Task to carry out
In the entries below, count each line holding the word "updated". Answer with the total alone.

Input data
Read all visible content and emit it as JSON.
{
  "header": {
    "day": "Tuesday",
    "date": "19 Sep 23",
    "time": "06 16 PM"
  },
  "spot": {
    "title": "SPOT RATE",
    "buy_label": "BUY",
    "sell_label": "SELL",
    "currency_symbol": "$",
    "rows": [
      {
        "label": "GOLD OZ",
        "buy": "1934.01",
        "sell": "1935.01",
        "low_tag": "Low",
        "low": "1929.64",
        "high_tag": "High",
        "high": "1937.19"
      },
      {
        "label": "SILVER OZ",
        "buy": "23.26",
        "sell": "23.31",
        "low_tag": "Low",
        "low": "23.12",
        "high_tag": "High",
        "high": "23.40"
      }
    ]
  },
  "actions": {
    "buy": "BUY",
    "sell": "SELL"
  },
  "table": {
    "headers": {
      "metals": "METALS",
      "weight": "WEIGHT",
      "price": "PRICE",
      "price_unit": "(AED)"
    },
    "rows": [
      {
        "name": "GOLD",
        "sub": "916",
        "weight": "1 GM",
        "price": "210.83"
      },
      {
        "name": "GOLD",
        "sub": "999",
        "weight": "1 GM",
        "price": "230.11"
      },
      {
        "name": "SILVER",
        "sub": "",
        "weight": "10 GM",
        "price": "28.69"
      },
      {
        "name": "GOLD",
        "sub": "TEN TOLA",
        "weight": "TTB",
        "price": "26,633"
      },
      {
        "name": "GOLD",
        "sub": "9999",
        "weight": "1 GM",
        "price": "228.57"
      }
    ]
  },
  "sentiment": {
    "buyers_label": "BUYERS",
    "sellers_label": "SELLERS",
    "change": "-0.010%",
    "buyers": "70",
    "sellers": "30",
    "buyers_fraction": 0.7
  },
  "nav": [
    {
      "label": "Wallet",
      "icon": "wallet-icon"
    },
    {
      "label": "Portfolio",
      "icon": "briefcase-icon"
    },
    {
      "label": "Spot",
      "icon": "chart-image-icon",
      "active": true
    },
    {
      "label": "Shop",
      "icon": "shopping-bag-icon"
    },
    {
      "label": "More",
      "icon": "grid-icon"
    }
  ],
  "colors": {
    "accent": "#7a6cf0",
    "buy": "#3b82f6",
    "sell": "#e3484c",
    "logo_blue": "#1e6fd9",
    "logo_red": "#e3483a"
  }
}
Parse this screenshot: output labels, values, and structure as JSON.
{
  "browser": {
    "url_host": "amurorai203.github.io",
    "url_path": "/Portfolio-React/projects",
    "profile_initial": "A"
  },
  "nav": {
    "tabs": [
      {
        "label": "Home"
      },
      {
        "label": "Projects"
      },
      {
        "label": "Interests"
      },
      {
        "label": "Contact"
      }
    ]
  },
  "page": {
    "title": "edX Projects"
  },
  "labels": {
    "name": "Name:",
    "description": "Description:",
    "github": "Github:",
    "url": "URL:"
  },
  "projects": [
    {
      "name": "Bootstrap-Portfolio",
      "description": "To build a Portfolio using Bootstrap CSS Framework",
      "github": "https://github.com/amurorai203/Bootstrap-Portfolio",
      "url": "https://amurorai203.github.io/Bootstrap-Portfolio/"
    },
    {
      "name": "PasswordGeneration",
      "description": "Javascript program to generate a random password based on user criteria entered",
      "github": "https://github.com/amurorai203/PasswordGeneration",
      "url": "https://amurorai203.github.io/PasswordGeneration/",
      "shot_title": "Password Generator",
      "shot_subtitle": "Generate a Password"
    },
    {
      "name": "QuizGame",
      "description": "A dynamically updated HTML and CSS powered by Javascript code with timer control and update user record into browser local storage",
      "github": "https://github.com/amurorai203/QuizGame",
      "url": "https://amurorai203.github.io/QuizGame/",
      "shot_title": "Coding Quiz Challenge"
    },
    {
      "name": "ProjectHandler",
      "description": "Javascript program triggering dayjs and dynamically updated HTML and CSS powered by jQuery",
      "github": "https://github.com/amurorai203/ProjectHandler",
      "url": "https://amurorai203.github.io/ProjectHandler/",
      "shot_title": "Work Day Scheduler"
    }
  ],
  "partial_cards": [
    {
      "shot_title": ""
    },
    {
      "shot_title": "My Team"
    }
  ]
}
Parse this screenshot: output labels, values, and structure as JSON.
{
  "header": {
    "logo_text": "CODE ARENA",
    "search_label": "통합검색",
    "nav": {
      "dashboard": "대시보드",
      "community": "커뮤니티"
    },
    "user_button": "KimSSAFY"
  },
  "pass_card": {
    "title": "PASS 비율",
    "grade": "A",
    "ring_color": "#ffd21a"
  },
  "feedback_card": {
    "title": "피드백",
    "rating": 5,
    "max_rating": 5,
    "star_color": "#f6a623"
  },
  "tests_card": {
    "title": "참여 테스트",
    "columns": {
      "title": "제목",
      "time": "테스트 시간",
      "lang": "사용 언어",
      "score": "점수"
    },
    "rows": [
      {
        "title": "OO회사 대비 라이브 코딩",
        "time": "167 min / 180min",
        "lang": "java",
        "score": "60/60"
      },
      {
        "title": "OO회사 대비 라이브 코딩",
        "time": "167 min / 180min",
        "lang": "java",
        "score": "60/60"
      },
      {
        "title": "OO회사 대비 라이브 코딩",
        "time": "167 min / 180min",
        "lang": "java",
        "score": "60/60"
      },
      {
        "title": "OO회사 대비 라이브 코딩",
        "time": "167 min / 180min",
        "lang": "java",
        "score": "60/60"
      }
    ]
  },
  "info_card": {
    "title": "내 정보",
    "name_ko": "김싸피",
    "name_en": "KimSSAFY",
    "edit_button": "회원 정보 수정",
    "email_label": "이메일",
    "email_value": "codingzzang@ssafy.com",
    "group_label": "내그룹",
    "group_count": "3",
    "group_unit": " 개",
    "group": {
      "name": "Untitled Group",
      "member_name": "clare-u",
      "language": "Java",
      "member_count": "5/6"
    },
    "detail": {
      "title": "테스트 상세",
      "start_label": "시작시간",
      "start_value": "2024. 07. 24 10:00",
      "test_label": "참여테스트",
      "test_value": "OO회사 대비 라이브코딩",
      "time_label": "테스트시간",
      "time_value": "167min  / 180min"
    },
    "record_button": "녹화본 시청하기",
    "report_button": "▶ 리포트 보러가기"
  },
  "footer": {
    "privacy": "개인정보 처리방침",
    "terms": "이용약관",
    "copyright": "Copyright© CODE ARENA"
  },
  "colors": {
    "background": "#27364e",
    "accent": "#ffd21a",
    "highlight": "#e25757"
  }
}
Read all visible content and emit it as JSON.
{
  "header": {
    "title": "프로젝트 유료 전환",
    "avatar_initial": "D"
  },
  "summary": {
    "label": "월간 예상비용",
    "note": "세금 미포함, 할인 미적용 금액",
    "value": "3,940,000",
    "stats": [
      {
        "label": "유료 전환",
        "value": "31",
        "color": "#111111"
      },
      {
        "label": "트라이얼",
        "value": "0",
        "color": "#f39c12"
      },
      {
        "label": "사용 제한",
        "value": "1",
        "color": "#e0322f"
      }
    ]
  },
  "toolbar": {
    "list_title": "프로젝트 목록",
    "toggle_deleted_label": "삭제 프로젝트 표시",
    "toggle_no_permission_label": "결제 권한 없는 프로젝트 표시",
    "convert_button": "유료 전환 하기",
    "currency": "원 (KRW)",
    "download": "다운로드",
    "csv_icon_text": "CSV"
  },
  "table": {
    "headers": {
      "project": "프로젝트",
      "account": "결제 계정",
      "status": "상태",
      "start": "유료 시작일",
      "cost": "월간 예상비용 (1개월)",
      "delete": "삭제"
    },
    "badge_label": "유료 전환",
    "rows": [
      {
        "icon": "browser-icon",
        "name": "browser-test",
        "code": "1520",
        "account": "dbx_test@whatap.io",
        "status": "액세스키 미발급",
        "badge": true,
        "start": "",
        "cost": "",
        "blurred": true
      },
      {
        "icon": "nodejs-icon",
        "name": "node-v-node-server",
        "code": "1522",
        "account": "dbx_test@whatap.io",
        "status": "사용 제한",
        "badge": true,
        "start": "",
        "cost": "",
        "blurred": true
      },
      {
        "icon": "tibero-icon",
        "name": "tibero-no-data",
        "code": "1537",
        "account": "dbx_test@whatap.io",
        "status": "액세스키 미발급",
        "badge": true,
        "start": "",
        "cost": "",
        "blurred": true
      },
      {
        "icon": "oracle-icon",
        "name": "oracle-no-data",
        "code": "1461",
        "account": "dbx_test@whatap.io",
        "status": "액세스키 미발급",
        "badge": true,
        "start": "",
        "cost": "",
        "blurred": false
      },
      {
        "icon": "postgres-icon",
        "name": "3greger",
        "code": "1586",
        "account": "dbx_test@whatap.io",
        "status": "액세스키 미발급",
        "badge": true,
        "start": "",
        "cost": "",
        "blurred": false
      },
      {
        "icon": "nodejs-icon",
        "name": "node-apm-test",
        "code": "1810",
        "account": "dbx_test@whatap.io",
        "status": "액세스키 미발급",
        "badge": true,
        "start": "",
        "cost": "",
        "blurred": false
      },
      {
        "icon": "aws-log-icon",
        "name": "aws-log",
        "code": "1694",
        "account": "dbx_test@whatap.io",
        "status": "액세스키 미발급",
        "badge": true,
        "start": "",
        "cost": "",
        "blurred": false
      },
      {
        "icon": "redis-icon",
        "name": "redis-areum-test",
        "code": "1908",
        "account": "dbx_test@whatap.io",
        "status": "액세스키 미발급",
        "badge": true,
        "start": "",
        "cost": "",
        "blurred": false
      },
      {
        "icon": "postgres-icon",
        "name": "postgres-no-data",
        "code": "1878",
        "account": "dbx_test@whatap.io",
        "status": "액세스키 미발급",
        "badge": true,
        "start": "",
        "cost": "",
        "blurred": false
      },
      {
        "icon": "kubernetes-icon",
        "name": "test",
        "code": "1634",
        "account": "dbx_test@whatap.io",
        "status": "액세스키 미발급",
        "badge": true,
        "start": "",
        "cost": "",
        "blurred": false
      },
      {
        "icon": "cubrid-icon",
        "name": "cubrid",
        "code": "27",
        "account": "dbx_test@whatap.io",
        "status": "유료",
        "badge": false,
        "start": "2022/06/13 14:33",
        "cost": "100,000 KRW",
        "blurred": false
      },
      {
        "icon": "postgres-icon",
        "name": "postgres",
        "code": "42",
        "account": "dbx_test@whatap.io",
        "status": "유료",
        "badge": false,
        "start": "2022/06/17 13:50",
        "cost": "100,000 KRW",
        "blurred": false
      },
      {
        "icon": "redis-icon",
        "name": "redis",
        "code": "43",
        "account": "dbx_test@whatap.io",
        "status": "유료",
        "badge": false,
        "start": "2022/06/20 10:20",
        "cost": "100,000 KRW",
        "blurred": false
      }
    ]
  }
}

Written solution
2